REQUIREMENT:
Look through the lines below and state how many hold the word "values". Write only the number.

— start GIVEN DATA —

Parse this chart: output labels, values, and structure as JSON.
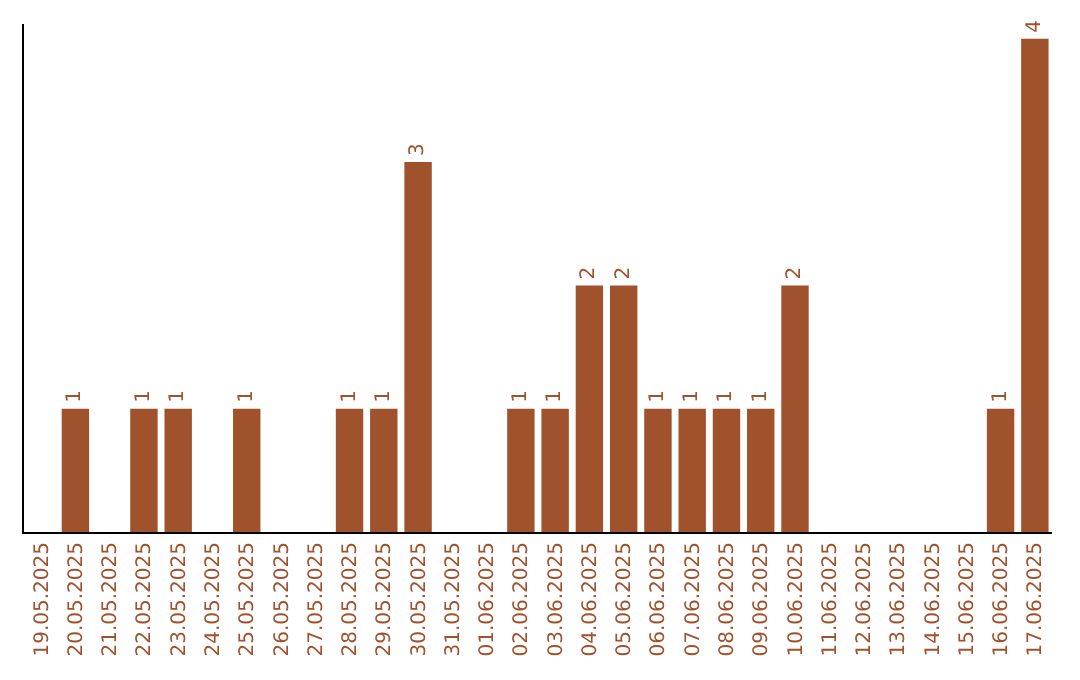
{
  "chart_data": {
    "type": "bar",
    "categories": [
      "19.05.2025",
      "20.05.2025",
      "21.05.2025",
      "22.05.2025",
      "23.05.2025",
      "24.05.2025",
      "25.05.2025",
      "26.05.2025",
      "27.05.2025",
      "28.05.2025",
      "29.05.2025",
      "30.05.2025",
      "31.05.2025",
      "01.06.2025",
      "02.06.2025",
      "03.06.2025",
      "04.06.2025",
      "05.06.2025",
      "06.06.2025",
      "07.06.2025",
      "08.06.2025",
      "09.06.2025",
      "10.06.2025",
      "11.06.2025",
      "12.06.2025",
      "13.06.2025",
      "14.06.2025",
      "15.06.2025",
      "16.06.2025",
      "17.06.2025"
    ],
    "values": [
      0,
      1,
      0,
      1,
      1,
      0,
      1,
      0,
      0,
      1,
      1,
      3,
      0,
      0,
      1,
      1,
      2,
      2,
      1,
      1,
      1,
      1,
      2,
      0,
      0,
      0,
      0,
      0,
      1,
      4
    ],
    "value_labels": [
      null,
      "1",
      null,
      "1",
      "1",
      null,
      "1",
      null,
      null,
      "1",
      "1",
      "3",
      null,
      null,
      "1",
      "1",
      "2",
      "2",
      "1",
      "1",
      "1",
      "1",
      "2",
      null,
      null,
      null,
      null,
      null,
      "1",
      "4"
    ],
    "color": "#a0522d"
  }
}
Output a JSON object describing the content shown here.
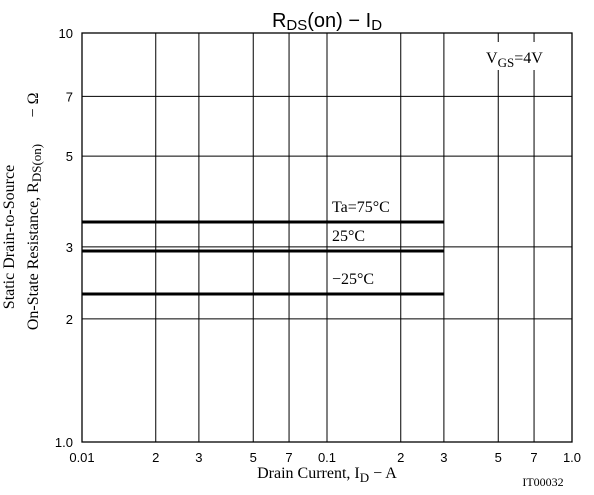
{
  "chart_data": {
    "type": "line",
    "title": "RDS(on) − ID",
    "title_main": "R",
    "title_sub": "DS",
    "title_rest": "(on)  −  I",
    "title_sub2": "D",
    "x_scale": "log",
    "y_scale": "log",
    "xlim": [
      0.01,
      1.0
    ],
    "ylim": [
      1.0,
      10
    ],
    "x_ticks": [
      {
        "value": 0.01,
        "label": "0.01"
      },
      {
        "value": 0.02,
        "label": "2"
      },
      {
        "value": 0.03,
        "label": "3"
      },
      {
        "value": 0.05,
        "label": "5"
      },
      {
        "value": 0.07,
        "label": "7"
      },
      {
        "value": 0.1,
        "label": "0.1"
      },
      {
        "value": 0.2,
        "label": "2"
      },
      {
        "value": 0.3,
        "label": "3"
      },
      {
        "value": 0.5,
        "label": "5"
      },
      {
        "value": 0.7,
        "label": "7"
      },
      {
        "value": 1.0,
        "label": "1.0"
      }
    ],
    "y_ticks": [
      {
        "value": 1.0,
        "label": "1.0"
      },
      {
        "value": 2,
        "label": "2"
      },
      {
        "value": 3,
        "label": "3"
      },
      {
        "value": 5,
        "label": "5"
      },
      {
        "value": 7,
        "label": "7"
      },
      {
        "value": 10,
        "label": "10"
      }
    ],
    "x_grid": [
      0.02,
      0.03,
      0.05,
      0.07,
      0.1,
      0.2,
      0.3,
      0.5,
      0.7
    ],
    "y_grid": [
      2,
      3,
      5,
      7
    ],
    "grid": true,
    "xlabel_main": "Drain Current, I",
    "xlabel_sub": "D",
    "xlabel_rest": "  −  A",
    "ylabel_line1": "Static Drain-to-Source",
    "ylabel_line2_main": "On-State Resistance, R",
    "ylabel_line2_sub": "DS(on)",
    "ylabel_unit": "−  Ω",
    "condition_main": "V",
    "condition_sub": "GS",
    "condition_rest": "=4V",
    "figure_id": "IT00032",
    "series": [
      {
        "name": "Ta=75°C",
        "x": [
          0.01,
          0.3
        ],
        "y": [
          3.45,
          3.45
        ]
      },
      {
        "name": "25°C",
        "x": [
          0.01,
          0.3
        ],
        "y": [
          2.93,
          2.93
        ]
      },
      {
        "name": "−25°C",
        "x": [
          0.01,
          0.3
        ],
        "y": [
          2.3,
          2.3
        ]
      }
    ]
  }
}
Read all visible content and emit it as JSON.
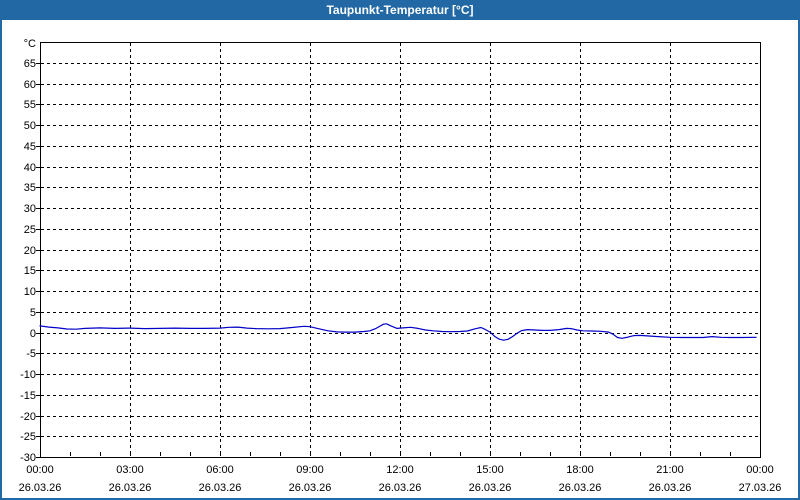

— end GIVEN DATA —

TASK OUTPUT:
2